Reproduce the listing exactly and skip over any pictures.

**** EXERCISE MATERIAL

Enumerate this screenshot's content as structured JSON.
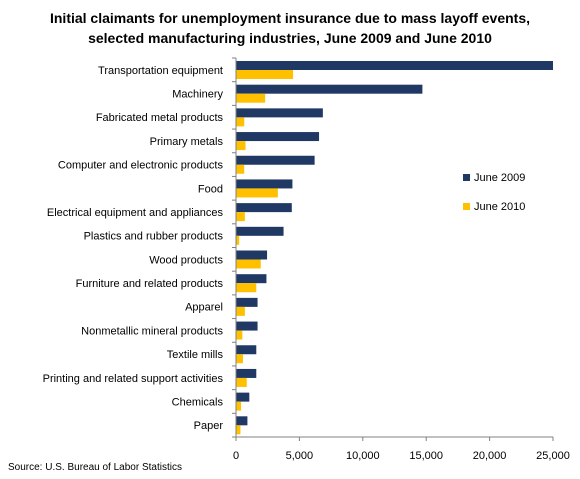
{
  "title_line1": "Initial claimants for unemployment insurance due to mass layoff events,",
  "title_line2": "selected manufacturing industries, June 2009 and June 2010",
  "source": "Source:  U.S. Bureau of Labor Statistics",
  "colors": {
    "june_2009": "#1f3864",
    "june_2010": "#ffc000",
    "axis": "#808080"
  },
  "chart_data": {
    "type": "bar",
    "orientation": "horizontal",
    "title": "Initial claimants for unemployment insurance due to mass layoff events, selected manufacturing industries, June 2009 and June 2010",
    "xlim": [
      0,
      25000
    ],
    "x_ticks": [
      "0",
      "5,000",
      "10,000",
      "15,000",
      "20,000",
      "25,000"
    ],
    "x_tick_values": [
      0,
      5000,
      10000,
      15000,
      20000,
      25000
    ],
    "legend_position": "right",
    "grid": false,
    "categories": [
      "Transportation equipment",
      "Machinery",
      "Fabricated metal  products",
      "Primary metals",
      "Computer and electronic products",
      "Food",
      "Electrical equipment and appliances",
      "Plastics and rubber products",
      "Wood products",
      "Furniture and related products",
      "Apparel",
      "Nonmetallic mineral products",
      "Textile mills",
      "Printing and  related support activities",
      "Chemicals",
      "Paper"
    ],
    "series": [
      {
        "name": "June 2009",
        "values": [
          25000,
          14700,
          6850,
          6550,
          6200,
          4450,
          4400,
          3750,
          2450,
          2400,
          1700,
          1700,
          1600,
          1600,
          1050,
          900
        ]
      },
      {
        "name": "June 2010",
        "values": [
          4500,
          2300,
          650,
          750,
          650,
          3300,
          700,
          250,
          1950,
          1600,
          700,
          500,
          550,
          850,
          400,
          350
        ]
      }
    ]
  }
}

********

§ REPLY TO THE TASK:
Enumerate this screenshot's content as structured JSON.
{
  "title_line1": "Initial claimants for unemployment insurance due to mass layoff events,",
  "title_line2": "selected manufacturing industries, June 2009 and June 2010",
  "source": "Source:  U.S. Bureau of Labor Statistics",
  "colors": {
    "june_2009": "#1f3864",
    "june_2010": "#ffc000",
    "axis": "#808080"
  },
  "chart_data": {
    "type": "bar",
    "orientation": "horizontal",
    "title": "Initial claimants for unemployment insurance due to mass layoff events, selected manufacturing industries, June 2009 and June 2010",
    "xlim": [
      0,
      25000
    ],
    "x_ticks": [
      "0",
      "5,000",
      "10,000",
      "15,000",
      "20,000",
      "25,000"
    ],
    "x_tick_values": [
      0,
      5000,
      10000,
      15000,
      20000,
      25000
    ],
    "legend_position": "right",
    "grid": false,
    "categories": [
      "Transportation equipment",
      "Machinery",
      "Fabricated metal  products",
      "Primary metals",
      "Computer and electronic products",
      "Food",
      "Electrical equipment and appliances",
      "Plastics and rubber products",
      "Wood products",
      "Furniture and related products",
      "Apparel",
      "Nonmetallic mineral products",
      "Textile mills",
      "Printing and  related support activities",
      "Chemicals",
      "Paper"
    ],
    "series": [
      {
        "name": "June 2009",
        "values": [
          25000,
          14700,
          6850,
          6550,
          6200,
          4450,
          4400,
          3750,
          2450,
          2400,
          1700,
          1700,
          1600,
          1600,
          1050,
          900
        ]
      },
      {
        "name": "June 2010",
        "values": [
          4500,
          2300,
          650,
          750,
          650,
          3300,
          700,
          250,
          1950,
          1600,
          700,
          500,
          550,
          850,
          400,
          350
        ]
      }
    ]
  }
}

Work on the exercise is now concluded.